REQUIRED TASK:
Answer with a single number: the count of lines that hold "filter".

— Start —

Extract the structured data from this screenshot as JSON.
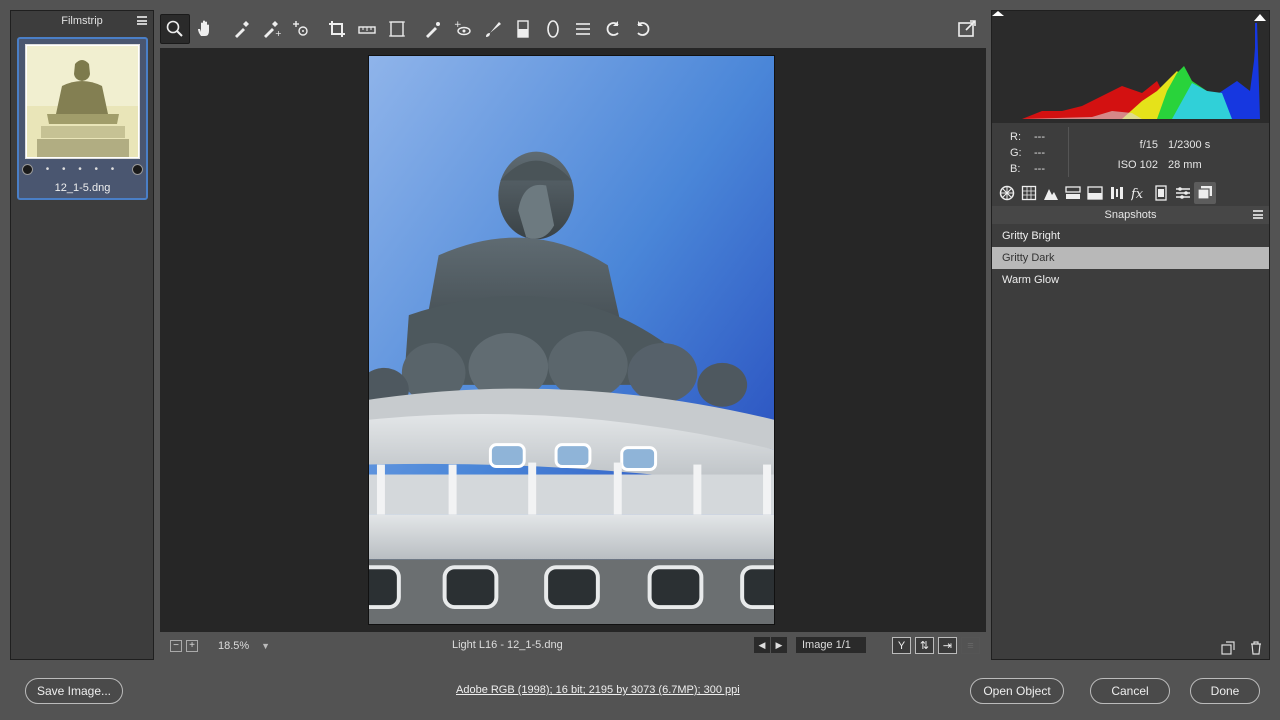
{
  "filmstrip": {
    "title": "Filmstrip",
    "thumbnail": {
      "filename": "12_1-5.dng",
      "rating_dots": "• • • • •"
    }
  },
  "toolbar": {
    "tools": [
      "zoom-icon",
      "hand-icon",
      "white-balance-icon",
      "color-sampler-icon",
      "target-adjust-icon",
      "crop-icon",
      "straighten-icon",
      "transform-icon",
      "spot-removal-icon",
      "red-eye-icon",
      "adjustment-brush-icon",
      "graduated-filter-icon",
      "radial-filter-icon",
      "preferences-icon",
      "rotate-left-icon",
      "rotate-right-icon"
    ],
    "active_tool": "zoom-icon"
  },
  "status": {
    "zoom_minus": "−",
    "zoom_plus": "+",
    "zoom_level": "18.5%",
    "file_label": "Light L16  -  12_1-5.dng",
    "image_count": "Image 1/1",
    "view_y": "Y"
  },
  "readout": {
    "r_label": "R:",
    "r_value": "---",
    "g_label": "G:",
    "g_value": "---",
    "b_label": "B:",
    "b_value": "---",
    "aperture": "f/15",
    "shutter": "1/2300 s",
    "iso": "ISO 102",
    "focal": "28 mm"
  },
  "panel": {
    "tabs": [
      "basic-icon",
      "tone-curve-icon",
      "detail-icon",
      "hsl-icon",
      "split-toning-icon",
      "lens-icon",
      "effects-icon",
      "camera-calibration-icon",
      "presets-icon",
      "snapshots-icon"
    ],
    "active_tab": "snapshots-icon",
    "snapshots_title": "Snapshots",
    "snapshots": [
      {
        "label": "Gritty Bright",
        "selected": false
      },
      {
        "label": "Gritty Dark",
        "selected": true
      },
      {
        "label": "Warm Glow",
        "selected": false
      }
    ]
  },
  "bottom": {
    "save_label": "Save Image...",
    "workflow_label": "Adobe RGB (1998); 16 bit; 2195 by 3073 (6.7MP); 300 ppi",
    "open_label": "Open Object",
    "cancel_label": "Cancel",
    "done_label": "Done"
  }
}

— End —

CORRECT OUTPUT:
2